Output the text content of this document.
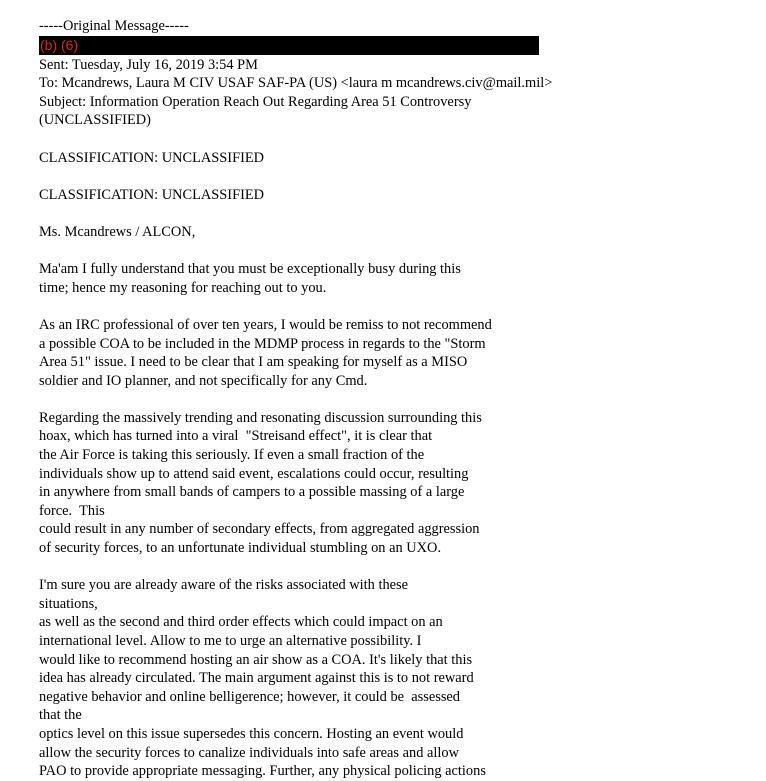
-----Original Message-----
(b) (6)
Sent: Tuesday, July 16, 2019 3:54 PM
To: Mcandrews, Laura M CIV USAF SAF-PA (US) <laura m mcandrews.civ@mail.mil>
Subject: Information Operation Reach Out Regarding Area 51 Controversy
(UNCLASSIFIED)
CLASSIFICATION: UNCLASSIFIED
CLASSIFICATION: UNCLASSIFIED
Ms. Mcandrews / ALCON,
Ma'am I fully understand that you must be exceptionally busy during this
time; hence my reasoning for reaching out to you.
As an IRC professional of over ten years, I would be remiss to not recommend
a possible COA to be included in the MDMP process in regards to the "Storm
Area 51" issue. I need to be clear that I am speaking for myself as a MISO
soldier and IO planner, and not specifically for any Cmd.
Regarding the massively trending and resonating discussion surrounding this
hoax, which has turned into a viral  "Streisand effect", it is clear that
the Air Force is taking this seriously. If even a small fraction of the
individuals show up to attend said event, escalations could occur, resulting
in anywhere from small bands of campers to a possible massing of a large
force.  This
could result in any number of secondary effects, from aggregated aggression
of security forces, to an unfortunate individual stumbling on an UXO.
I'm sure you are already aware of the risks associated with these
situations,
as well as the second and third order effects which could impact on an
international level. Allow to me to urge an alternative possibility. I
would like to recommend hosting an air show as a COA. It's likely that this
idea has already circulated. The main argument against this is to not reward
negative behavior and online belligerence; however, it could be  assessed
that the
optics level on this issue supersedes this concern. Hosting an event would
allow the security forces to canalize individuals into safe areas and allow
PAO to provide appropriate messaging. Further, any physical policing actions
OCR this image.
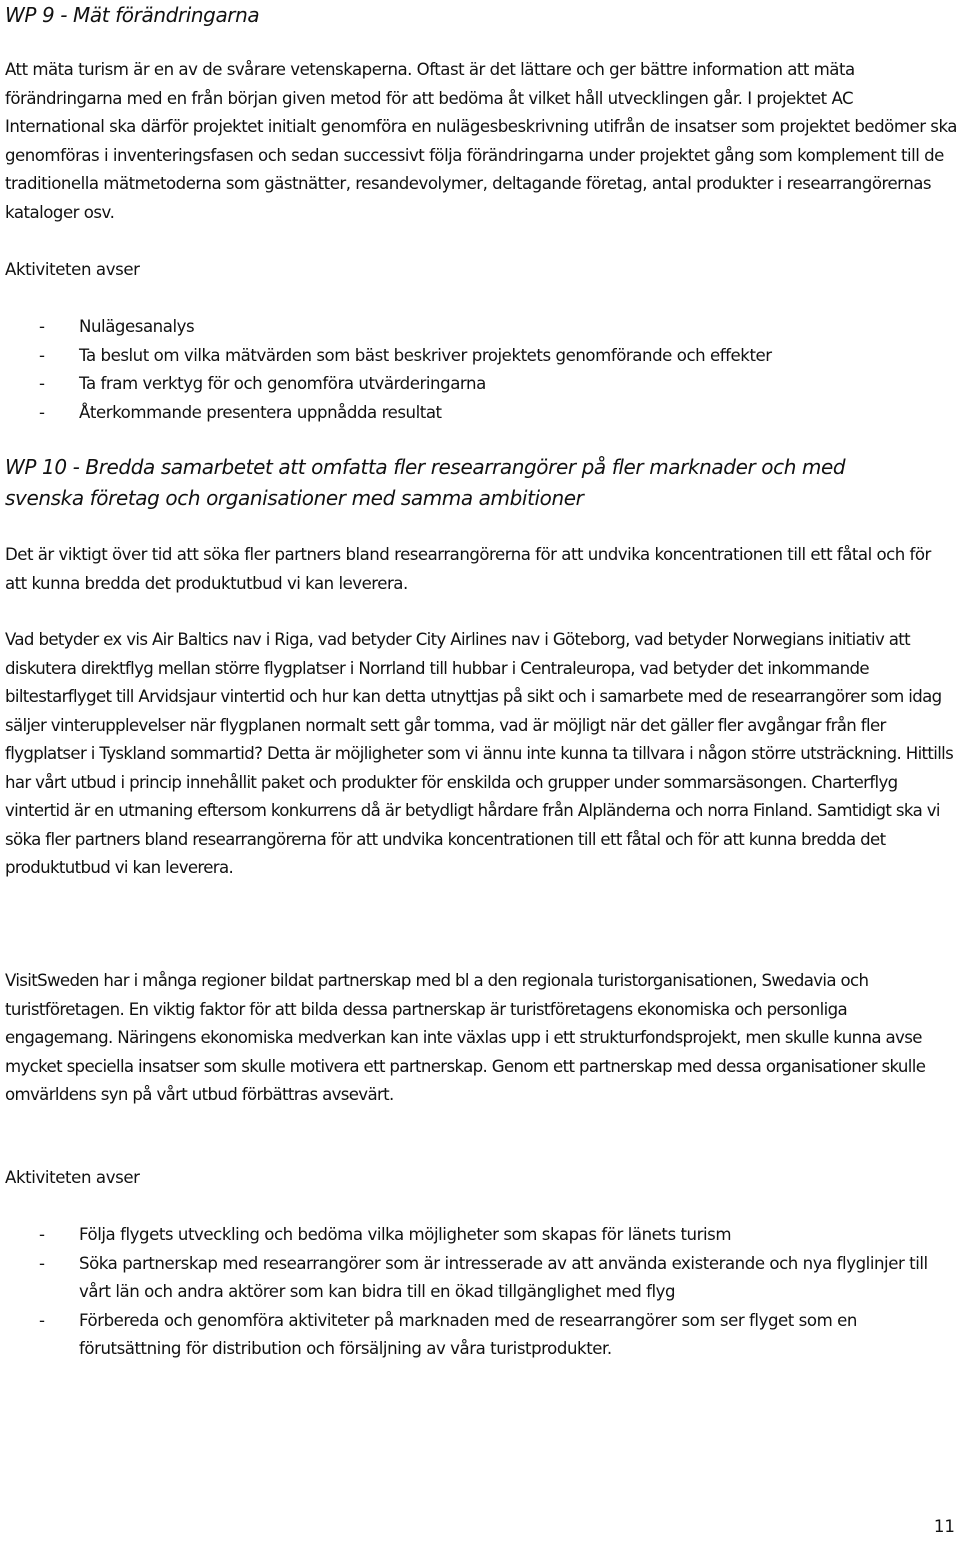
WP 9 - Mät förändringarna

Att mäta turism är en av de svårare vetenskaperna. Oftast är det lättare och ger bättre information att mäta förändringarna med en från början given metod för att bedöma åt vilket håll utvecklingen går. I projektet AC International ska därför projektet initialt genomföra en nulägesbeskrivning utifrån de insatser som projektet bedömer ska genomföras i inventeringsfasen och sedan successivt följa förändringarna under projektet gång som komplement till de traditionella mätmetoderna som gästnätter, resandevolymer, deltagande företag, antal produkter i researrangörernas kataloger osv.

Aktiviteten avser

- Nulägesanalys
- Ta beslut om vilka mätvärden som bäst beskriver projektets genomförande och effekter
- Ta fram verktyg för och genomföra utvärderingarna
- Återkommande presentera uppnådda resultat
WP 10 - Bredda samarbetet att omfatta fler researrangörer på fler marknader och med svenska företag och organisationer med samma ambitioner

Det är viktigt över tid att söka fler partners bland researrangörerna för att undvika koncentrationen till ett fåtal och för att kunna bredda det produktutbud vi kan leverera.

Vad betyder ex vis Air Baltics nav i Riga, vad betyder City Airlines nav i Göteborg, vad betyder Norwegians initiativ att diskutera direktflyg mellan större flygplatser i Norrland till hubbar i Centraleuropa, vad betyder det inkommande biltestarflyget till Arvidsjaur vintertid och hur kan detta utnyttjas på sikt och i samarbete med de researrangörer som idag säljer vinterupplevelser när flygplanen normalt sett går tomma, vad är möjligt när det gäller fler avgångar från fler flygplatser i Tyskland sommartid? Detta är möjligheter som vi ännu inte kunna ta tillvara i någon större utsträckning. Hittills har vårt utbud i princip innehållit paket och produkter för enskilda och grupper under sommarsäsongen. Charterflyg vintertid är en utmaning eftersom konkurrens då är betydligt hårdare från Alpländerna och norra Finland. Samtidigt ska vi söka fler partners bland researrangörerna för att undvika koncentrationen till ett fåtal och för att kunna bredda det produktutbud vi kan leverera.

VisitSweden har i många regioner bildat partnerskap med bl a den regionala turistorganisationen, Swedavia och turistföretagen. En viktig faktor för att bilda dessa partnerskap är turistföretagens ekonomiska och personliga engagemang. Näringens ekonomiska medverkan kan inte växlas upp i ett strukturfondsprojekt, men skulle kunna avse mycket speciella insatser som skulle motivera ett partnerskap. Genom ett partnerskap med dessa organisationer skulle omvärldens syn på vårt utbud förbättras avsevärt.

Aktiviteten avser

- Följa flygets utveckling och bedöma vilka möjligheter som skapas för länets turism
- Söka partnerskap med researrangörer som är intresserade av att använda existerande och nya flyglinjer till vårt län och andra aktörer som kan bidra till en ökad tillgänglighet med flyg
- Förbereda och genomföra aktiviteter på marknaden med de researrangörer som ser flyget som en förutsättning för distribution och försäljning av våra turistprodukter.

11
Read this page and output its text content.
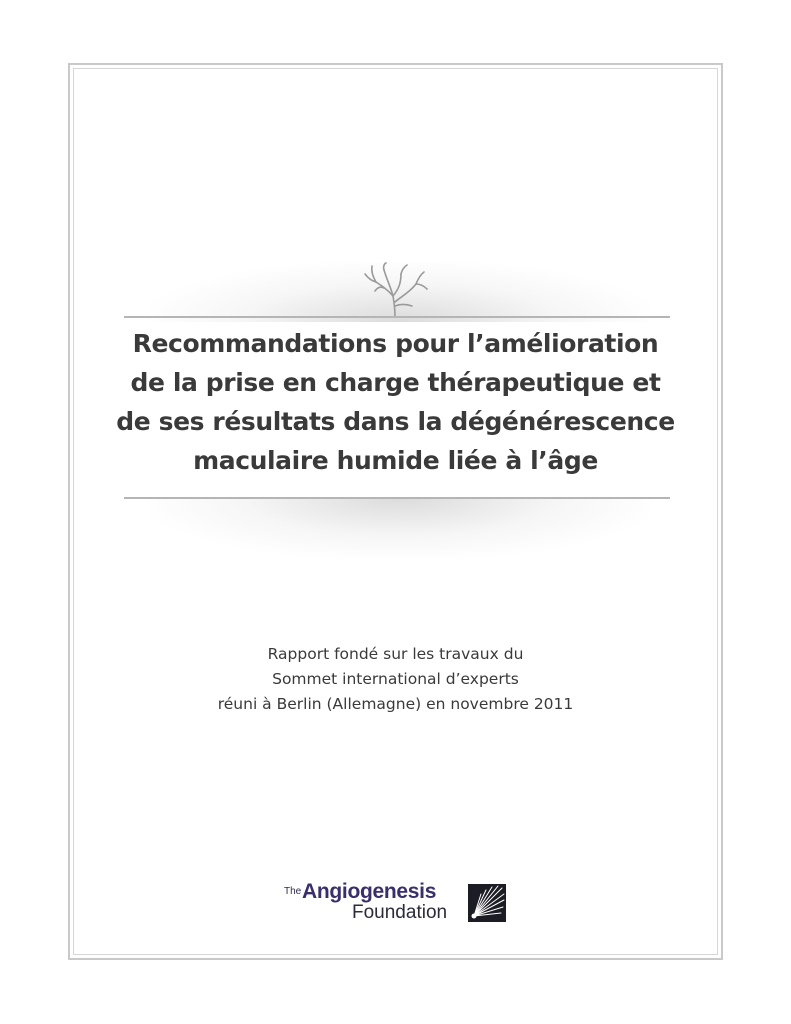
Recommandations pour l’amélioration
de la prise en charge thérapeutique et
de ses résultats dans la dégénérescence
maculaire humide liée à l’âge
Rapport fondé sur les travaux du
Sommet international d’experts
réuni à Berlin (Allemagne) en novembre 2011
The Angiogenesis
Foundation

+===+

## WHAT THIS TASK INVOLVES
Nothing but a number is needed: tally the lines of the listing that contain "individuals".

## COMPLETED TASK
2